* _TASK OBJECTIVE_
Below is a set of records; print all of them exactly as written.

_____

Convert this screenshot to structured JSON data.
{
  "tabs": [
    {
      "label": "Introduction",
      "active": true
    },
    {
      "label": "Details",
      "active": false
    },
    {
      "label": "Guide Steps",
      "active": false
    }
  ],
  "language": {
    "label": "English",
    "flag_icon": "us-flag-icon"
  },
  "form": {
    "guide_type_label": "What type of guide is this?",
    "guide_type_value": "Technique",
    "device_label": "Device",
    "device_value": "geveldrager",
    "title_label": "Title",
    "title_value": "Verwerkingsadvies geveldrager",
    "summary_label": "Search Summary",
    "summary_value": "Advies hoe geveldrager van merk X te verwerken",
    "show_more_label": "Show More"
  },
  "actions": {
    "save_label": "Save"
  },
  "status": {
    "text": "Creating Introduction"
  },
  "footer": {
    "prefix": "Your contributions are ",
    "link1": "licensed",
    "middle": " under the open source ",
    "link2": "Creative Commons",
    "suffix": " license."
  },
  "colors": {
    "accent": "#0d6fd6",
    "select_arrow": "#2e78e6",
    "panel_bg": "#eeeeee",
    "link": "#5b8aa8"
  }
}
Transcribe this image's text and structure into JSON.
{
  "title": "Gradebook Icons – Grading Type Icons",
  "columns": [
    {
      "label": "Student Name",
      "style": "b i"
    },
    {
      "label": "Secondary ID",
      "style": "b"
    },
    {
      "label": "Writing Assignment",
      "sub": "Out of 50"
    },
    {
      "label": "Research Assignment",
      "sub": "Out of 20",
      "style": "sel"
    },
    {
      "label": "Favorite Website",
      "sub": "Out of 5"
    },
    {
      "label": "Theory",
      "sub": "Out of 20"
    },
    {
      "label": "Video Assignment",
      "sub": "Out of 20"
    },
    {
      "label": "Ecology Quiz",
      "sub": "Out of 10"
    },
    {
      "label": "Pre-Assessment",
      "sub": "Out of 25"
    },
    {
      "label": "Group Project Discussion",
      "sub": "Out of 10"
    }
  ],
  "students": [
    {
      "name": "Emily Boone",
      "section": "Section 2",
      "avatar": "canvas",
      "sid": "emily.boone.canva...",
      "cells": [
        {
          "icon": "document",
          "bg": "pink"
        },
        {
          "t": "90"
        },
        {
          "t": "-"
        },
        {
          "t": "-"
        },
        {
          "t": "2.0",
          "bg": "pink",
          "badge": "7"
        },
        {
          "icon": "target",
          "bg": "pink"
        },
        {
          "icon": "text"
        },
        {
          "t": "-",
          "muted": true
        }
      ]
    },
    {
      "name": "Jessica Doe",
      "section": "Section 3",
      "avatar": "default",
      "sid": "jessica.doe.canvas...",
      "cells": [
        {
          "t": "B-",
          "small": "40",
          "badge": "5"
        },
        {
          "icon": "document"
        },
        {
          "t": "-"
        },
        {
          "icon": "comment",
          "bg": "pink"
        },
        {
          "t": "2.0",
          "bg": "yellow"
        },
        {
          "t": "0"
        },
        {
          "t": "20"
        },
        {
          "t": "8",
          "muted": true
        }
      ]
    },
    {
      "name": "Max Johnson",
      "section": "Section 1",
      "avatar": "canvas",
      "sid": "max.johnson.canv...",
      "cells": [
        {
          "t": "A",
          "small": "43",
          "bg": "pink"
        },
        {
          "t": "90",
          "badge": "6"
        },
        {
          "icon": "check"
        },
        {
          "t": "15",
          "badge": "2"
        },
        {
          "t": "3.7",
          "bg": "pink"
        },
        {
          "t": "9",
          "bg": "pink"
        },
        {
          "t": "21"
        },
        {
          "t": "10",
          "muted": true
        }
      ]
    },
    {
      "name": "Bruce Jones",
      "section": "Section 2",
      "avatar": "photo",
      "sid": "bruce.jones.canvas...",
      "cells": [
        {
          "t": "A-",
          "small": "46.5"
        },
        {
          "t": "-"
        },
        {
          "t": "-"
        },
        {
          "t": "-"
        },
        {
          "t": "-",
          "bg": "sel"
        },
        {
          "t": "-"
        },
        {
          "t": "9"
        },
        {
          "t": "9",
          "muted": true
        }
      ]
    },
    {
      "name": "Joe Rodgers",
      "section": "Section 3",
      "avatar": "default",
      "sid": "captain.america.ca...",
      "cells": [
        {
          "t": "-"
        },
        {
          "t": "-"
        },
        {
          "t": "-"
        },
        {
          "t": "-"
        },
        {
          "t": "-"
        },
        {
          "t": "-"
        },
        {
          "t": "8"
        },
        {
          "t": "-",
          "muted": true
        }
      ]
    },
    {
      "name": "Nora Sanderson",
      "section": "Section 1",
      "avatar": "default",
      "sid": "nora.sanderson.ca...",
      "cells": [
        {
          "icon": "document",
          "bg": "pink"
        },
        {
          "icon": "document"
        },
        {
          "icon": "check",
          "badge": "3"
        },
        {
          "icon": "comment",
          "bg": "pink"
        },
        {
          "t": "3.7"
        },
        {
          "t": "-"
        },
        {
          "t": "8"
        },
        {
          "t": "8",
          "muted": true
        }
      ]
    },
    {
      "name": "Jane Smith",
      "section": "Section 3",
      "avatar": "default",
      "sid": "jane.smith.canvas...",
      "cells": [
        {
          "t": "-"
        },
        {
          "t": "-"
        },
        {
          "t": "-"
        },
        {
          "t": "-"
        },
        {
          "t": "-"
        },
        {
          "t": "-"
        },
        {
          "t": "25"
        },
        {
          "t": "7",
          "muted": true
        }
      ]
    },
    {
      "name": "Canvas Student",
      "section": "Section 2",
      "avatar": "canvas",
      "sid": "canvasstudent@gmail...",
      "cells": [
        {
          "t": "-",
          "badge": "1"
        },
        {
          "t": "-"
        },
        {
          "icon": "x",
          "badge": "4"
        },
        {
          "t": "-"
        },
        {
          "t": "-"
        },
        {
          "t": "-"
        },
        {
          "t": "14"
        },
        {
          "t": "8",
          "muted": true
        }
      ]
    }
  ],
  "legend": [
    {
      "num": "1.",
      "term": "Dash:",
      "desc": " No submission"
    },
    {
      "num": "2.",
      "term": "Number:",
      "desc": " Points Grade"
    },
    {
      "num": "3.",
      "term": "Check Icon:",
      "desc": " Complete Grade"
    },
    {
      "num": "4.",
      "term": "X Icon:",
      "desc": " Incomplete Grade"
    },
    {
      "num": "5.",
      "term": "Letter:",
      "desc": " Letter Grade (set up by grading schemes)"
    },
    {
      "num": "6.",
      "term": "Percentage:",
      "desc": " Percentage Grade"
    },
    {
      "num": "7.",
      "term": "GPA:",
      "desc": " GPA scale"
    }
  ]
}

_____

* _SOLUTION TO THIS TASK_
Convert this screenshot to structured JSON data.
{
  "tabs": [
    {
      "label": "Introduction",
      "active": true
    },
    {
      "label": "Details",
      "active": false
    },
    {
      "label": "Guide Steps",
      "active": false
    }
  ],
  "language": {
    "label": "English",
    "flag_icon": "us-flag-icon"
  },
  "form": {
    "guide_type_label": "What type of guide is this?",
    "guide_type_value": "Technique",
    "device_label": "Device",
    "device_value": "geveldrager",
    "title_label": "Title",
    "title_value": "Verwerkingsadvies geveldrager",
    "summary_label": "Search Summary",
    "summary_value": "Advies hoe geveldrager van merk X te verwerken",
    "show_more_label": "Show More"
  },
  "actions": {
    "save_label": "Save"
  },
  "status": {
    "text": "Creating Introduction"
  },
  "footer": {
    "prefix": "Your contributions are ",
    "link1": "licensed",
    "middle": " under the open source ",
    "link2": "Creative Commons",
    "suffix": " license."
  },
  "colors": {
    "accent": "#0d6fd6",
    "select_arrow": "#2e78e6",
    "panel_bg": "#eeeeee",
    "link": "#5b8aa8"
  }
}
Transcribe this image's text and structure into JSON.
{
  "title": "Gradebook Icons – Grading Type Icons",
  "columns": [
    {
      "label": "Student Name",
      "style": "b i"
    },
    {
      "label": "Secondary ID",
      "style": "b"
    },
    {
      "label": "Writing Assignment",
      "sub": "Out of 50"
    },
    {
      "label": "Research Assignment",
      "sub": "Out of 20",
      "style": "sel"
    },
    {
      "label": "Favorite Website",
      "sub": "Out of 5"
    },
    {
      "label": "Theory",
      "sub": "Out of 20"
    },
    {
      "label": "Video Assignment",
      "sub": "Out of 20"
    },
    {
      "label": "Ecology Quiz",
      "sub": "Out of 10"
    },
    {
      "label": "Pre-Assessment",
      "sub": "Out of 25"
    },
    {
      "label": "Group Project Discussion",
      "sub": "Out of 10"
    }
  ],
  "students": [
    {
      "name": "Emily Boone",
      "section": "Section 2",
      "avatar": "canvas",
      "sid": "emily.boone.canva...",
      "cells": [
        {
          "icon": "document",
          "bg": "pink"
        },
        {
          "t": "90"
        },
        {
          "t": "-"
        },
        {
          "t": "-"
        },
        {
          "t": "2.0",
          "bg": "pink",
          "badge": "7"
        },
        {
          "icon": "target",
          "bg": "pink"
        },
        {
          "icon": "text"
        },
        {
          "t": "-",
          "muted": true
        }
      ]
    },
    {
      "name": "Jessica Doe",
      "section": "Section 3",
      "avatar": "default",
      "sid": "jessica.doe.canvas...",
      "cells": [
        {
          "t": "B-",
          "small": "40",
          "badge": "5"
        },
        {
          "icon": "document"
        },
        {
          "t": "-"
        },
        {
          "icon": "comment",
          "bg": "pink"
        },
        {
          "t": "2.0",
          "bg": "yellow"
        },
        {
          "t": "0"
        },
        {
          "t": "20"
        },
        {
          "t": "8",
          "muted": true
        }
      ]
    },
    {
      "name": "Max Johnson",
      "section": "Section 1",
      "avatar": "canvas",
      "sid": "max.johnson.canv...",
      "cells": [
        {
          "t": "A",
          "small": "43",
          "bg": "pink"
        },
        {
          "t": "90",
          "badge": "6"
        },
        {
          "icon": "check"
        },
        {
          "t": "15",
          "badge": "2"
        },
        {
          "t": "3.7",
          "bg": "pink"
        },
        {
          "t": "9",
          "bg": "pink"
        },
        {
          "t": "21"
        },
        {
          "t": "10",
          "muted": true
        }
      ]
    },
    {
      "name": "Bruce Jones",
      "section": "Section 2",
      "avatar": "photo",
      "sid": "bruce.jones.canvas...",
      "cells": [
        {
          "t": "A-",
          "small": "46.5"
        },
        {
          "t": "-"
        },
        {
          "t": "-"
        },
        {
          "t": "-"
        },
        {
          "t": "-",
          "bg": "sel"
        },
        {
          "t": "-"
        },
        {
          "t": "9"
        },
        {
          "t": "9",
          "muted": true
        }
      ]
    },
    {
      "name": "Joe Rodgers",
      "section": "Section 3",
      "avatar": "default",
      "sid": "captain.america.ca...",
      "cells": [
        {
          "t": "-"
        },
        {
          "t": "-"
        },
        {
          "t": "-"
        },
        {
          "t": "-"
        },
        {
          "t": "-"
        },
        {
          "t": "-"
        },
        {
          "t": "8"
        },
        {
          "t": "-",
          "muted": true
        }
      ]
    },
    {
      "name": "Nora Sanderson",
      "section": "Section 1",
      "avatar": "default",
      "sid": "nora.sanderson.ca...",
      "cells": [
        {
          "icon": "document",
          "bg": "pink"
        },
        {
          "icon": "document"
        },
        {
          "icon": "check",
          "badge": "3"
        },
        {
          "icon": "comment",
          "bg": "pink"
        },
        {
          "t": "3.7"
        },
        {
          "t": "-"
        },
        {
          "t": "8"
        },
        {
          "t": "8",
          "muted": true
        }
      ]
    },
    {
      "name": "Jane Smith",
      "section": "Section 3",
      "avatar": "default",
      "sid": "jane.smith.canvas...",
      "cells": [
        {
          "t": "-"
        },
        {
          "t": "-"
        },
        {
          "t": "-"
        },
        {
          "t": "-"
        },
        {
          "t": "-"
        },
        {
          "t": "-"
        },
        {
          "t": "25"
        },
        {
          "t": "7",
          "muted": true
        }
      ]
    },
    {
      "name": "Canvas Student",
      "section": "Section 2",
      "avatar": "canvas",
      "sid": "canvasstudent@gmail...",
      "cells": [
        {
          "t": "-",
          "badge": "1"
        },
        {
          "t": "-"
        },
        {
          "icon": "x",
          "badge": "4"
        },
        {
          "t": "-"
        },
        {
          "t": "-"
        },
        {
          "t": "-"
        },
        {
          "t": "14"
        },
        {
          "t": "8",
          "muted": true
        }
      ]
    }
  ],
  "legend": [
    {
      "num": "1.",
      "term": "Dash:",
      "desc": " No submission"
    },
    {
      "num": "2.",
      "term": "Number:",
      "desc": " Points Grade"
    },
    {
      "num": "3.",
      "term": "Check Icon:",
      "desc": " Complete Grade"
    },
    {
      "num": "4.",
      "term": "X Icon:",
      "desc": " Incomplete Grade"
    },
    {
      "num": "5.",
      "term": "Letter:",
      "desc": " Letter Grade (set up by grading schemes)"
    },
    {
      "num": "6.",
      "term": "Percentage:",
      "desc": " Percentage Grade"
    },
    {
      "num": "7.",
      "term": "GPA:",
      "desc": " GPA scale"
    }
  ]
}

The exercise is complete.